WRITTEN REQUEST: State the number of lines that contain the word "figures", and add nothing else.

Extracted records
[start]

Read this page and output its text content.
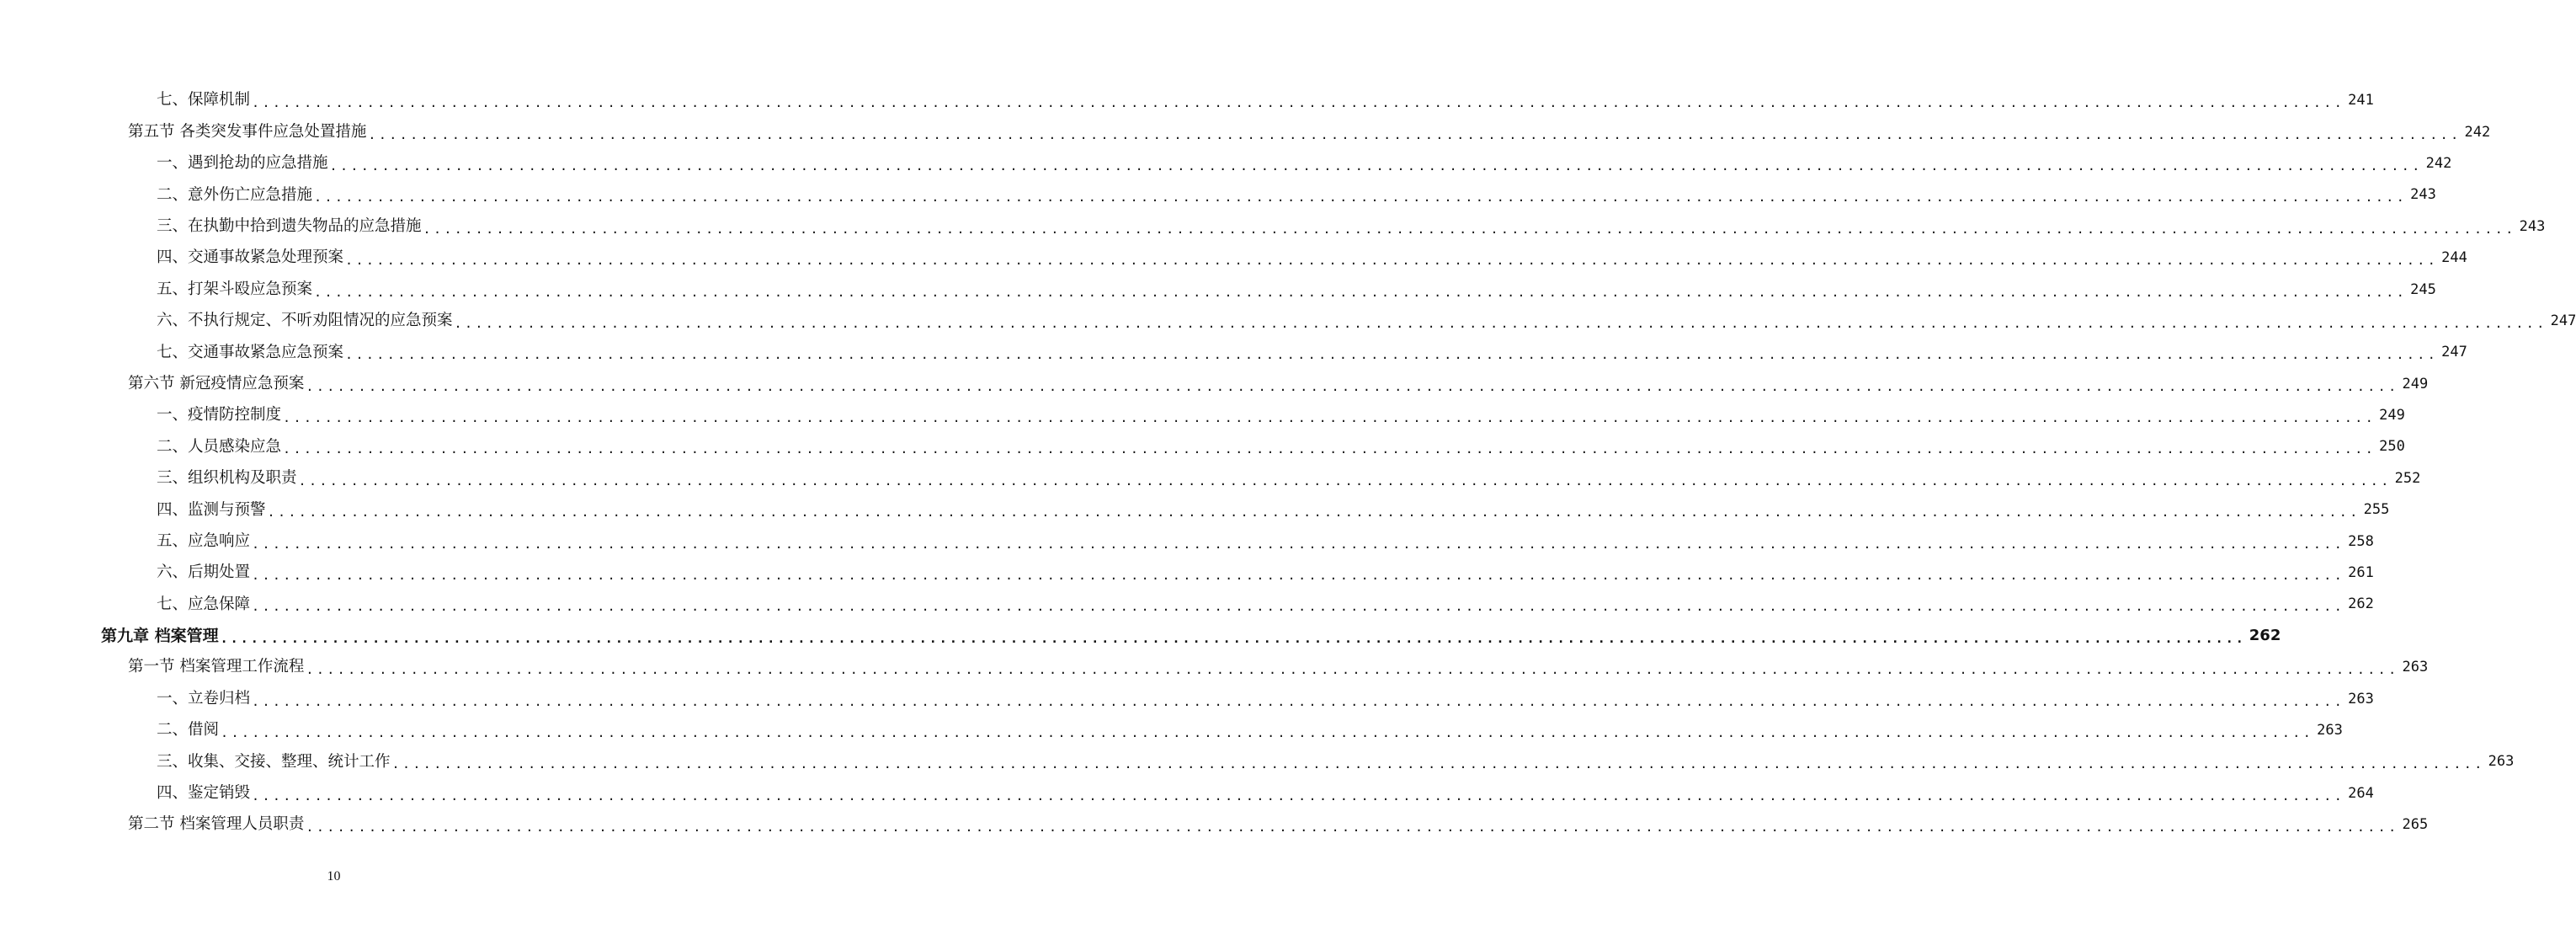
七、保障机制 ........................................................................................................................................................................................................ 241
第五节 各类突发事件应急处置措施 ........................................................................................................................................................................................................ 242
一、遇到抢劫的应急措施 ........................................................................................................................................................................................................ 242
二、意外伤亡应急措施 ........................................................................................................................................................................................................ 243
三、在执勤中拾到遗失物品的应急措施 ........................................................................................................................................................................................................ 243
四、交通事故紧急处理预案 ........................................................................................................................................................................................................ 244
五、打架斗殴应急预案 ........................................................................................................................................................................................................ 245
六、不执行规定、不听劝阻情况的应急预案 ........................................................................................................................................................................................................ 247
七、交通事故紧急应急预案 ........................................................................................................................................................................................................ 247
第六节 新冠疫情应急预案 ........................................................................................................................................................................................................ 249
一、疫情防控制度 ........................................................................................................................................................................................................ 249
二、人员感染应急 ........................................................................................................................................................................................................ 250
三、组织机构及职责 ........................................................................................................................................................................................................ 252
四、监测与预警 ........................................................................................................................................................................................................ 255
五、应急响应 ........................................................................................................................................................................................................ 258
六、后期处置 ........................................................................................................................................................................................................ 261
七、应急保障 ........................................................................................................................................................................................................ 262
第九章 档案管理 ........................................................................................................................................................................................................ 262
第一节 档案管理工作流程 ........................................................................................................................................................................................................ 263
一、立卷归档 ........................................................................................................................................................................................................ 263
二、借阅 ........................................................................................................................................................................................................ 263
三、收集、交接、整理、统计工作 ........................................................................................................................................................................................................ 263
四、鉴定销毁 ........................................................................................................................................................................................................ 264
第二节 档案管理人员职责 ........................................................................................................................................................................................................ 265
10
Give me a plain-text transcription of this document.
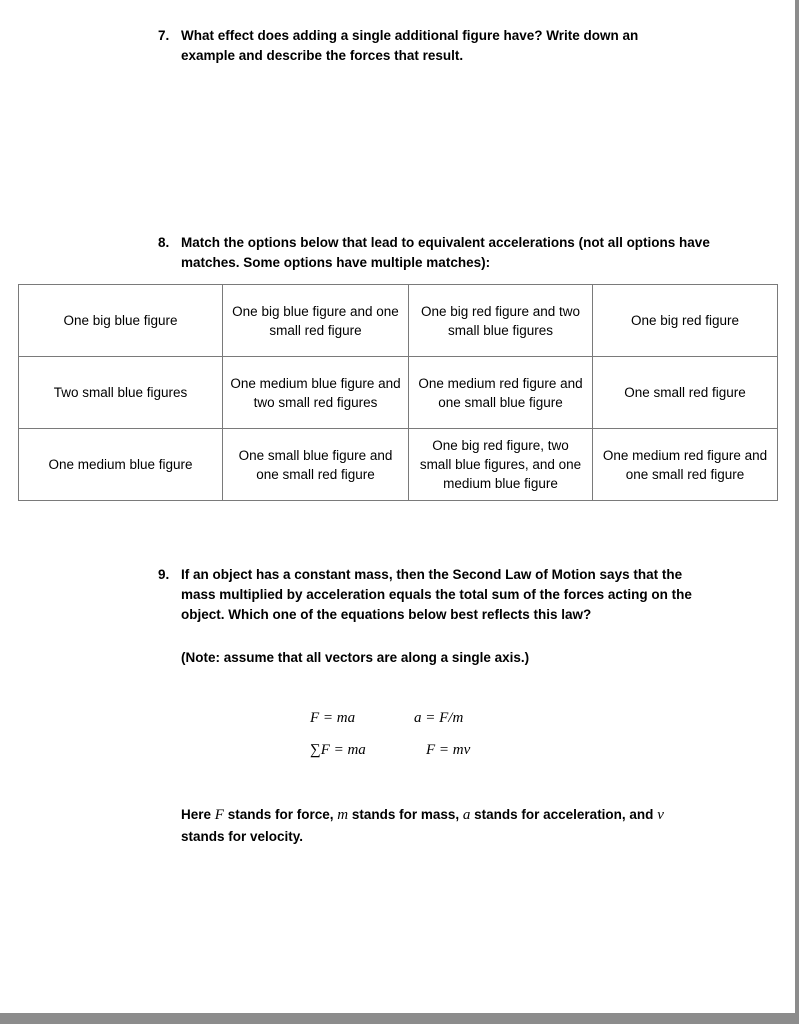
7. What effect does adding a single additional figure have? Write down an example and describe the forces that result.
8. Match the options below that lead to equivalent accelerations (not all options have matches. Some options have multiple matches):
One big blue figure	One big blue figure and one small red figure	One big red figure and two small blue figures	One big red figure
Two small blue figures	One medium blue figure and two small red figures	One medium red figure and one small blue figure	One small red figure
One medium blue figure	One small blue figure and one small red figure	One big red figure, two small blue figures, and one medium blue figure	One medium red figure and one small red figure
9. If an object has a constant mass, then the Second Law of Motion says that the mass multiplied by acceleration equals the total sum of the forces acting on the object. Which one of the equations below best reflects this law?
(Note: assume that all vectors are along a single axis.)
F = ma	a = F/m
∑F = ma	F = mv
Here F stands for force, m stands for mass, a stands for acceleration, and v stands for velocity.
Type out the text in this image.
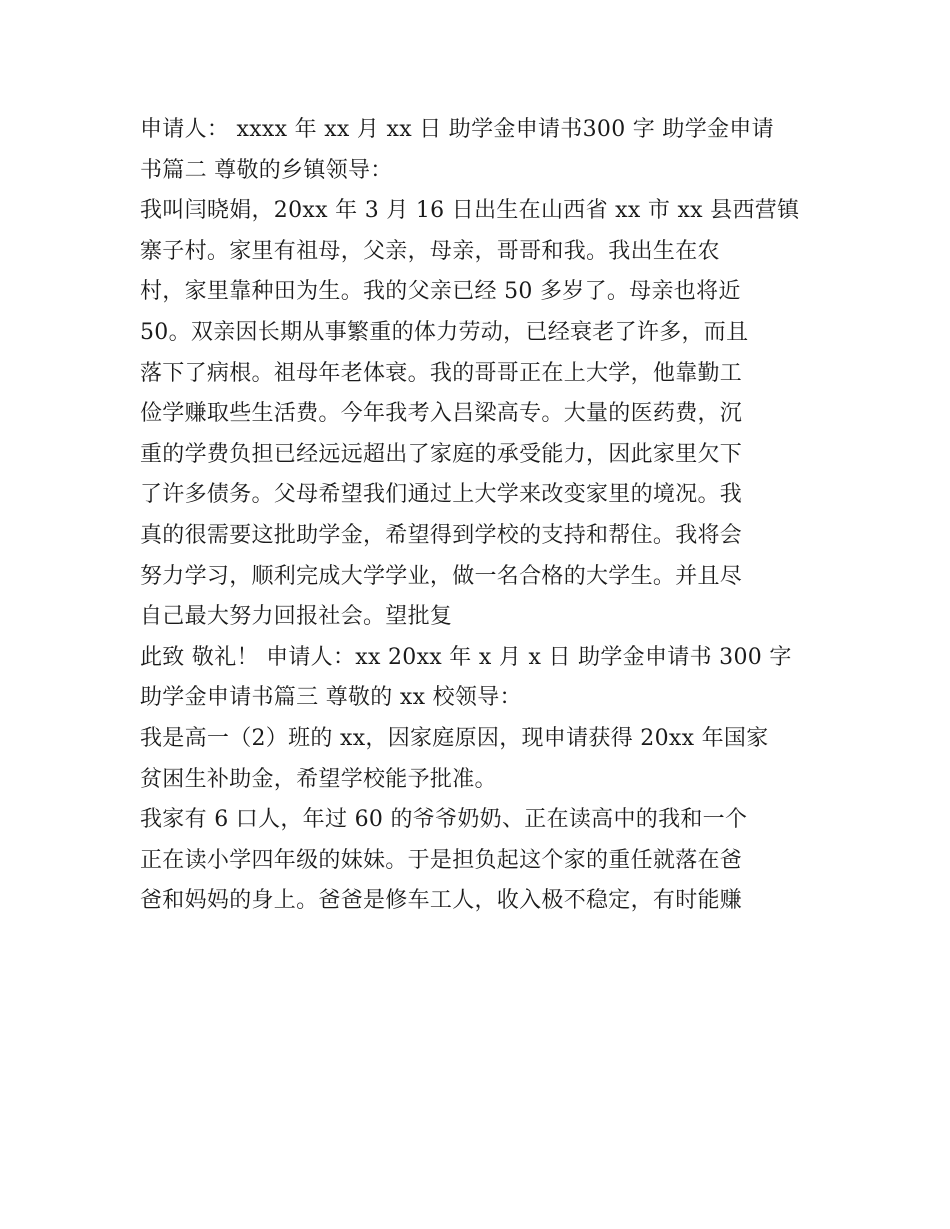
申请人： xxxx 年 xx 月 xx 日 助学金申请书300 字 助学金申请
书篇二 尊敬的乡镇领导：
我叫闫晓娟，20xx 年 3 月 16 日出生在山西省 xx 市 xx 县西营镇
寨子村。家里有祖母，父亲，母亲，哥哥和我。我出生在农
村，家里靠种田为生。我的父亲已经 50 多岁了。母亲也将近
50。双亲因长期从事繁重的体力劳动，已经衰老了许多，而且
落下了病根。祖母年老体衰。我的哥哥正在上大学，他靠勤工
俭学赚取些生活费。今年我考入吕梁高专。大量的医药费，沉
重的学费负担已经远远超出了家庭的承受能力，因此家里欠下
了许多债务。父母希望我们通过上大学来改变家里的境况。我
真的很需要这批助学金，希望得到学校的支持和帮住。我将会
努力学习，顺利完成大学学业，做一名合格的大学生。并且尽
自己最大努力回报社会。望批复
此致 敬礼！ 申请人：xx 20xx 年 x 月 x 日 助学金申请书 300 字
助学金申请书篇三 尊敬的 xx 校领导：
我是高一（2）班的 xx，因家庭原因，现申请获得 20xx 年国家
贫困生补助金，希望学校能予批准。
我家有 6 口人，年过 60 的爷爷奶奶、正在读高中的我和一个
正在读小学四年级的妹妹。于是担负起这个家的重任就落在爸
爸和妈妈的身上。爸爸是修车工人，收入极不稳定，有时能赚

[end]

FULL ANSWER: 3